» **ZITIERTER TEXT**:
┄┄┄┄┄┄┄┄┄┄
# Lieserpfad - mal wieder :)



## Mehrsau (30. Mai 2018)

Hallo,

mir ist gewusst, dass es schon ein paar Beiträge diesbezüglich gibt aber die sind von 2005 und 2012. Daher hielt ich es für angemessen einen weiteren Thread in die Runde zu schmeißen 

Ich würde gerne am Sonntag mit dem Zuch nach Gerolstein und dann den Lieserpfad nach Wittlich fahren. Hat jemand hierzu ein paar brauchbare Mountainbike Erfahrungen?

Danke!


----------



## schmitr3 (30. Mai 2018)

Toller Weg - aber eben auch (besonders am Wochenende) stark von Wanderern genutzt. Würde den eigentlich nur außerhalb von Wochenenden/Feiertagen mit dem MTB befahren.


----------



## MTB-News.de




----------



## Mehrsau (30. Mai 2018)

Danke schon mal für den Input. Darauf haben wir uns eingestellt. Da wir beide selbst auch Wanderer sind, steht das gegenseitige Rücksichtnehmen an erster Stelle! Hast du evtl. nen track insbesondere für den Weg von Gerolstein nach Daun?


----------



## schmitr3 (30. Mai 2018)

Der Lieserpfad geht aber doch nicht von Gerolstein nach Daun? Da würde ich einfach dem Eifelsteig folgen. Da gibt es genug Tracks im Internet und der ist so gut ausgeschildert, das man eigentlich einfach drauf los fahren kann.


----------



## Mehrsau (30. Mai 2018)
┄┄┄┄┄┄┄┄┄┄
» **BEREITGESTELLTES MATERIAL**:
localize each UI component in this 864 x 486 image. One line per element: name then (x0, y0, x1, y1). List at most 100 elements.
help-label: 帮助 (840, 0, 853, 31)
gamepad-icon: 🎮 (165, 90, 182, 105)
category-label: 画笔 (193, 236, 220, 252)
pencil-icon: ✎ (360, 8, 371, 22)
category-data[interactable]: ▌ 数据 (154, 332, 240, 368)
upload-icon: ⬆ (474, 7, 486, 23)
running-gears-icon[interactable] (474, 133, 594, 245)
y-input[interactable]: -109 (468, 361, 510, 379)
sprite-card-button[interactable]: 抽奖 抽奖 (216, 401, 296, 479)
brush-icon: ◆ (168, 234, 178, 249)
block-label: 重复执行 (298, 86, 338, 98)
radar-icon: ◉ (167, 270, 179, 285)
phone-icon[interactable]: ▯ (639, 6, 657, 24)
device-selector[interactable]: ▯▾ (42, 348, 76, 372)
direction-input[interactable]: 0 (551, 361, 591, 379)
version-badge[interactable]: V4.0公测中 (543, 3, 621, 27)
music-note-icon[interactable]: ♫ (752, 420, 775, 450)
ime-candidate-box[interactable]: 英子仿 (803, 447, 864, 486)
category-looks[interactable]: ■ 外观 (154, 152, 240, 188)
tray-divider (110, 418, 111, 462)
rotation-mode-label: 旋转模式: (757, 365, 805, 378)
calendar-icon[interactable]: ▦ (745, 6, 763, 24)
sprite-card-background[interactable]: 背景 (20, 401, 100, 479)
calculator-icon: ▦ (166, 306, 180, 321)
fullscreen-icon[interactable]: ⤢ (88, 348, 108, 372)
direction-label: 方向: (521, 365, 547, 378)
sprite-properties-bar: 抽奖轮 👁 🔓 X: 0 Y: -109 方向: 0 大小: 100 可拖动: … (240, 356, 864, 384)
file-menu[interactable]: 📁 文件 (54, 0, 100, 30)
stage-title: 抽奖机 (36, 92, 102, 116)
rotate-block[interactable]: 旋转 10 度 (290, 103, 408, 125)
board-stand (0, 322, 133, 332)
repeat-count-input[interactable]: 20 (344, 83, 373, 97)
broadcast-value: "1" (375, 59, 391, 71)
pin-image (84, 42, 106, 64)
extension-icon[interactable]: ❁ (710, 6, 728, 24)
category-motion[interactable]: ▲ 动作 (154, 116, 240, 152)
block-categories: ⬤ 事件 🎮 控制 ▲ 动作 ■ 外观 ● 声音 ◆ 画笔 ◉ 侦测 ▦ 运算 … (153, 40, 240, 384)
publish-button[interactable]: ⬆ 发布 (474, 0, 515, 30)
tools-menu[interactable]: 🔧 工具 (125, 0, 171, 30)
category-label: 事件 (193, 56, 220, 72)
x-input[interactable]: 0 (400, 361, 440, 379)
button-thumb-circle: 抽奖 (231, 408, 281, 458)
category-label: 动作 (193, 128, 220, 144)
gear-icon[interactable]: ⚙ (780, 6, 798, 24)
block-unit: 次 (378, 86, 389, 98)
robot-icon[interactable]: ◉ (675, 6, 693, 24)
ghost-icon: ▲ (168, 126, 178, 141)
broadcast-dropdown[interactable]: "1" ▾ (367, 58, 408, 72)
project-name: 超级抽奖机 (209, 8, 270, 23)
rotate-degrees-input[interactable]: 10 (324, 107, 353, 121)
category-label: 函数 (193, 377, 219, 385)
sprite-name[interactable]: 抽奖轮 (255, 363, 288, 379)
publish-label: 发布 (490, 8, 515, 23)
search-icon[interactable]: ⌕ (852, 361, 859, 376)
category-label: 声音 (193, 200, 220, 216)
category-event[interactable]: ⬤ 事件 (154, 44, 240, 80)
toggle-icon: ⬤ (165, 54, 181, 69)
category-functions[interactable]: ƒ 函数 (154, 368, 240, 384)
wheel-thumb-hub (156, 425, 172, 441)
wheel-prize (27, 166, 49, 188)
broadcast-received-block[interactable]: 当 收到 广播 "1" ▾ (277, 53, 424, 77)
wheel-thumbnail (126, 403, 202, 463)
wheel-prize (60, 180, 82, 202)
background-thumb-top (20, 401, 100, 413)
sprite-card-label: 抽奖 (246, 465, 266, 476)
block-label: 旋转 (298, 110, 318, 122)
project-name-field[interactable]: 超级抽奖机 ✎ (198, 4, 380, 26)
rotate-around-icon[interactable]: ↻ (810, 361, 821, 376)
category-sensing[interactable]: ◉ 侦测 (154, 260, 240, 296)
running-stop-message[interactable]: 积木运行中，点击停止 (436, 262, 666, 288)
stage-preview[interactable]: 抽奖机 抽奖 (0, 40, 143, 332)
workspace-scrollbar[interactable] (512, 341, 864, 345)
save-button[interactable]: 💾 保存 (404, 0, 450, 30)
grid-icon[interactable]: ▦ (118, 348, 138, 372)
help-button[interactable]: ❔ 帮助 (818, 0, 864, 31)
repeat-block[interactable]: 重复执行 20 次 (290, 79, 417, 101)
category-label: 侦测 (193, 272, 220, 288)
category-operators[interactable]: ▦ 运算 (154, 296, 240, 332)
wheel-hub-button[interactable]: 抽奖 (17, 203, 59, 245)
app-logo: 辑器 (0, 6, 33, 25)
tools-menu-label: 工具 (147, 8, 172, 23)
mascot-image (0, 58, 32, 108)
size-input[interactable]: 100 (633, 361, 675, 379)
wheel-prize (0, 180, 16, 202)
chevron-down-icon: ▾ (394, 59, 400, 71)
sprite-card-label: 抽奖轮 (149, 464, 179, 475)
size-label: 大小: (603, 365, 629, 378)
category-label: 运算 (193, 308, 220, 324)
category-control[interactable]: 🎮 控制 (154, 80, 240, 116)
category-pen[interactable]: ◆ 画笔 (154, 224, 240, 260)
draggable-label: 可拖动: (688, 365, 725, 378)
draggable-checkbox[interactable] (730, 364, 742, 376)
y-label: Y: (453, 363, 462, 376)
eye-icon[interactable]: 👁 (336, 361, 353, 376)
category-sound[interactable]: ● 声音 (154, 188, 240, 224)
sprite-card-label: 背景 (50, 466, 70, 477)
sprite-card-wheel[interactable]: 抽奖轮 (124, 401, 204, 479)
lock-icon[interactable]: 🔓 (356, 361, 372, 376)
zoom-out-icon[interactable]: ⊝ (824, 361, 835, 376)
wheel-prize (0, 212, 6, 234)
┄┄┄┄┄┄┄┄┄┄
» **AUFGABEN**:
(1) Prüfe für jede der Aussagen (a), (b) und (c), ob sie mit dem zitierten Text übereinstimmt, und belege jede Antwort mit Ja oder Nein und den entscheidenden Worten aus dem Text im genauen Wortlaut. (a) Laut schmitr3 wird der Weg besonders am Wochenende stark von Wanderern genutzt. (b) schmitr3 empfiehlt, für die Strecke von Gerolstein nach Daun dem Lieserpfad zu folgen. (c) Mehrsau und die Begleitung sind selbst auch Wanderer.
(2) Entnimm dem zitierten Text wortgetreu den Abschnitt zwischen „Der Lieserpfad geht“ und „los fahren kann.“, beide Stellen eingeschlossen.
Das Material wird zur Bearbeitung nicht gebraucht.

» **VOLLSTÄNDIGE ANTWORTEN**:
(1)
(a) Ja: „Toller Weg - aber eben auch (besonders am Wochenende) stark von Wanderern genutzt.“
(b) Nein: „Da würde ich einfach dem Eifelsteig folgen.“
(c) Ja: „Da wir beide selbst auch Wanderer sind“

(2)
Der Lieserpfad geht aber doch nicht von Gerolstein nach Daun? Da würde ich einfach dem Eifelsteig folgen. Da gibt es genug Tracks im Internet und der ist so gut ausgeschildert, das man eigentlich einfach drauf los fahren kann.